■ DO THIS:
Exact repetition of every entry is required.

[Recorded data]
━━━
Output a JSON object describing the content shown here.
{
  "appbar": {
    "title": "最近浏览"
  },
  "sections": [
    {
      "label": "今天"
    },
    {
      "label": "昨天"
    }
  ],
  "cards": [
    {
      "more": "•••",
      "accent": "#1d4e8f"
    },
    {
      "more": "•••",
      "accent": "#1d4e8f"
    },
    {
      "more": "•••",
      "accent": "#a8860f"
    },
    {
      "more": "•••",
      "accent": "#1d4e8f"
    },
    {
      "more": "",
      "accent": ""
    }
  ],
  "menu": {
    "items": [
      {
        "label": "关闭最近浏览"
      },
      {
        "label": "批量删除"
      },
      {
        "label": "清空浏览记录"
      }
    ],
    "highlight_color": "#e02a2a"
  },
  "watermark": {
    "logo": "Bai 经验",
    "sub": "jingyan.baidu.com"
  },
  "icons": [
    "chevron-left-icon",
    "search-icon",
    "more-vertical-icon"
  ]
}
━━━
■ TASK OUTPUT:
Output a JSON object describing the content shown here.
{
  "appbar": {
    "title": "最近浏览"
  },
  "sections": [
    {
      "label": "今天"
    },
    {
      "label": "昨天"
    }
  ],
  "cards": [
    {
      "more": "•••",
      "accent": "#1d4e8f"
    },
    {
      "more": "•••",
      "accent": "#1d4e8f"
    },
    {
      "more": "•••",
      "accent": "#a8860f"
    },
    {
      "more": "•••",
      "accent": "#1d4e8f"
    },
    {
      "more": "",
      "accent": ""
    }
  ],
  "menu": {
    "items": [
      {
        "label": "关闭最近浏览"
      },
      {
        "label": "批量删除"
      },
      {
        "label": "清空浏览记录"
      }
    ],
    "highlight_color": "#e02a2a"
  },
  "watermark": {
    "logo": "Bai 经验",
    "sub": "jingyan.baidu.com"
  },
  "icons": [
    "chevron-left-icon",
    "search-icon",
    "more-vertical-icon"
  ]
}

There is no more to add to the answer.